**TASK GOAL**
Output the material word for word. Leave each picture out.

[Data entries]
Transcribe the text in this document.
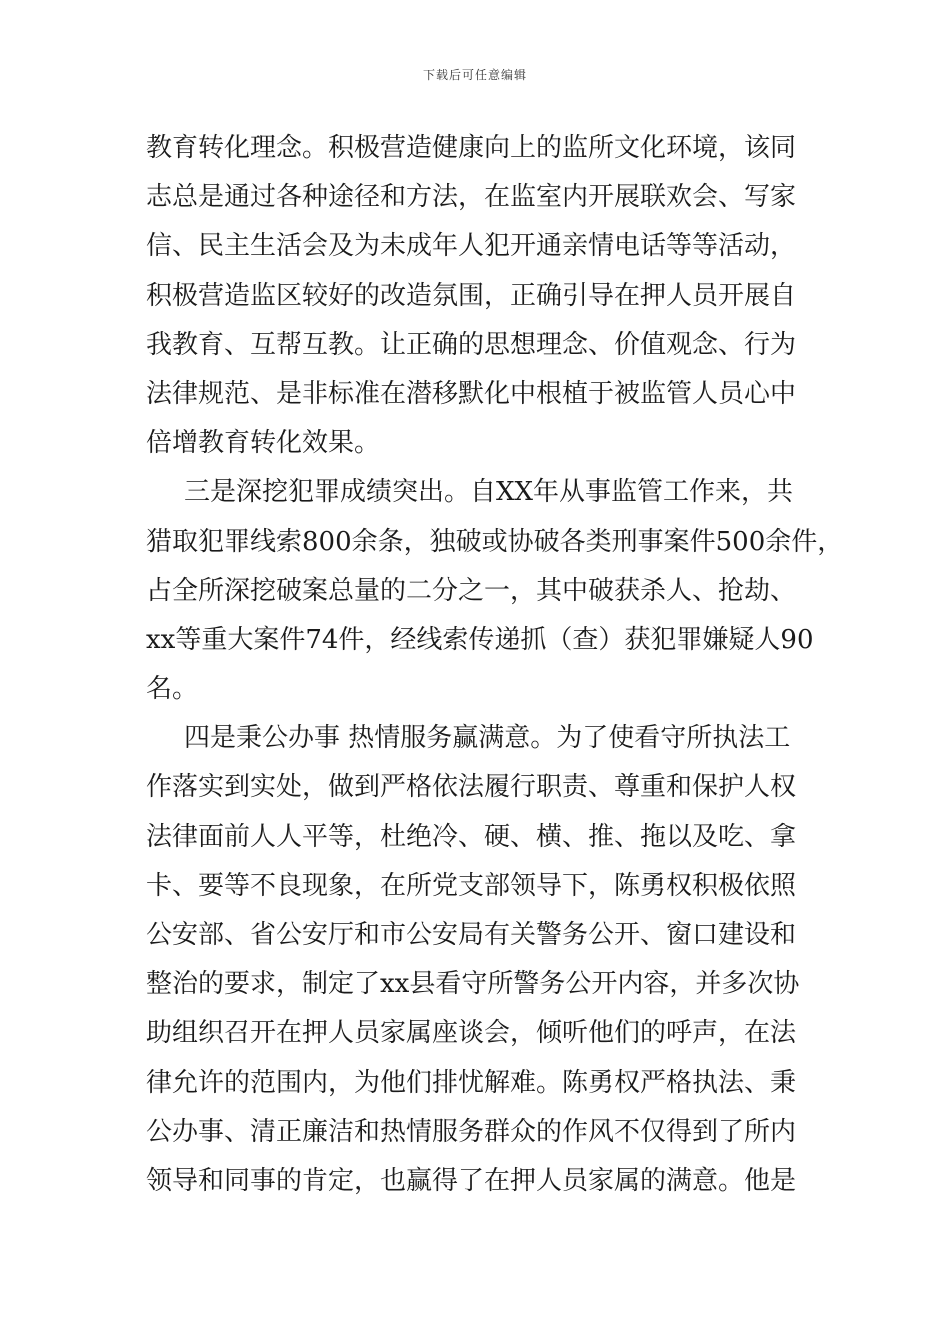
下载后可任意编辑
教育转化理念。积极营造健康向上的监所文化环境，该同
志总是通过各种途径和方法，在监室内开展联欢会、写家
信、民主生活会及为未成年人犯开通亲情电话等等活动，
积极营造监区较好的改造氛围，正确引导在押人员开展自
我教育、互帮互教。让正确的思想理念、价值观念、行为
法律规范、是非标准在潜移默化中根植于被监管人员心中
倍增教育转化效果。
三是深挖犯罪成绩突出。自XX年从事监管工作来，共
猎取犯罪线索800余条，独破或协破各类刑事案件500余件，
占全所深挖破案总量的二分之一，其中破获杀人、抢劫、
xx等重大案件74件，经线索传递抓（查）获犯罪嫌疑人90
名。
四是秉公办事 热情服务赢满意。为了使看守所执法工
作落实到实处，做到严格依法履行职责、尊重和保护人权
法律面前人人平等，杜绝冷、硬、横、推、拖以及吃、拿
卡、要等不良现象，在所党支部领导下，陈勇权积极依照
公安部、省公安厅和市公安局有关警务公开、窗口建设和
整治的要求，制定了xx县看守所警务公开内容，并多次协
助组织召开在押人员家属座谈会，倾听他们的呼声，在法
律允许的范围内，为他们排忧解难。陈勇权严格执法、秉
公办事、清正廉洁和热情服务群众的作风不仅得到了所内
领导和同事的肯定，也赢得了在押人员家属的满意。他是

**SOLUTION FOR THIS PROBLEM**
Transcribe the text in this document.
下载后可任意编辑
教育转化理念。积极营造健康向上的监所文化环境，该同
志总是通过各种途径和方法，在监室内开展联欢会、写家
信、民主生活会及为未成年人犯开通亲情电话等等活动，
积极营造监区较好的改造氛围，正确引导在押人员开展自
我教育、互帮互教。让正确的思想理念、价值观念、行为
法律规范、是非标准在潜移默化中根植于被监管人员心中
倍增教育转化效果。
三是深挖犯罪成绩突出。自XX年从事监管工作来，共
猎取犯罪线索800余条，独破或协破各类刑事案件500余件，
占全所深挖破案总量的二分之一，其中破获杀人、抢劫、
xx等重大案件74件，经线索传递抓（查）获犯罪嫌疑人90
名。
四是秉公办事 热情服务赢满意。为了使看守所执法工
作落实到实处，做到严格依法履行职责、尊重和保护人权
法律面前人人平等，杜绝冷、硬、横、推、拖以及吃、拿
卡、要等不良现象，在所党支部领导下，陈勇权积极依照
公安部、省公安厅和市公安局有关警务公开、窗口建设和
整治的要求，制定了xx县看守所警务公开内容，并多次协
助组织召开在押人员家属座谈会，倾听他们的呼声，在法
律允许的范围内，为他们排忧解难。陈勇权严格执法、秉
公办事、清正廉洁和热情服务群众的作风不仅得到了所内
领导和同事的肯定，也赢得了在押人员家属的满意。他是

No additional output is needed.